--- Data provided ---
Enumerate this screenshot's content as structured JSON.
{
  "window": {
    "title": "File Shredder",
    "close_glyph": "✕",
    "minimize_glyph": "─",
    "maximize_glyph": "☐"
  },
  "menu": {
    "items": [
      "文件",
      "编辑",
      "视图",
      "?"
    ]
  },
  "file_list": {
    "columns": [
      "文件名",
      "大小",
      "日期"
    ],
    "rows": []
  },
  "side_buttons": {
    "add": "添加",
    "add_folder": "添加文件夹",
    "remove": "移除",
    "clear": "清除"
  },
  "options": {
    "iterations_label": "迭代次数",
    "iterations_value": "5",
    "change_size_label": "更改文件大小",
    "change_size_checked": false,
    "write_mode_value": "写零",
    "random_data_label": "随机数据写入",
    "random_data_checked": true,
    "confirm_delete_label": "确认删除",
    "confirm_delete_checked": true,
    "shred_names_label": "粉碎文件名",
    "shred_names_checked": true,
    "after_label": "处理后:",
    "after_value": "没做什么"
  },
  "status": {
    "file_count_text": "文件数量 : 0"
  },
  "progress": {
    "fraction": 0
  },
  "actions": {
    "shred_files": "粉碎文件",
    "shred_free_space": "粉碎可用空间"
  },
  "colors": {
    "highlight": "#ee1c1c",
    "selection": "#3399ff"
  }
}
---
[Task details] Every record above needs to be repeated word for word.

[Answer to this exercise]
Enumerate this screenshot's content as structured JSON.
{
  "window": {
    "title": "File Shredder",
    "close_glyph": "✕",
    "minimize_glyph": "─",
    "maximize_glyph": "☐"
  },
  "menu": {
    "items": [
      "文件",
      "编辑",
      "视图",
      "?"
    ]
  },
  "file_list": {
    "columns": [
      "文件名",
      "大小",
      "日期"
    ],
    "rows": []
  },
  "side_buttons": {
    "add": "添加",
    "add_folder": "添加文件夹",
    "remove": "移除",
    "clear": "清除"
  },
  "options": {
    "iterations_label": "迭代次数",
    "iterations_value": "5",
    "change_size_label": "更改文件大小",
    "change_size_checked": false,
    "write_mode_value": "写零",
    "random_data_label": "随机数据写入",
    "random_data_checked": true,
    "confirm_delete_label": "确认删除",
    "confirm_delete_checked": true,
    "shred_names_label": "粉碎文件名",
    "shred_names_checked": true,
    "after_label": "处理后:",
    "after_value": "没做什么"
  },
  "status": {
    "file_count_text": "文件数量 : 0"
  },
  "progress": {
    "fraction": 0
  },
  "actions": {
    "shred_files": "粉碎文件",
    "shred_free_space": "粉碎可用空间"
  },
  "colors": {
    "highlight": "#ee1c1c",
    "selection": "#3399ff"
  }
}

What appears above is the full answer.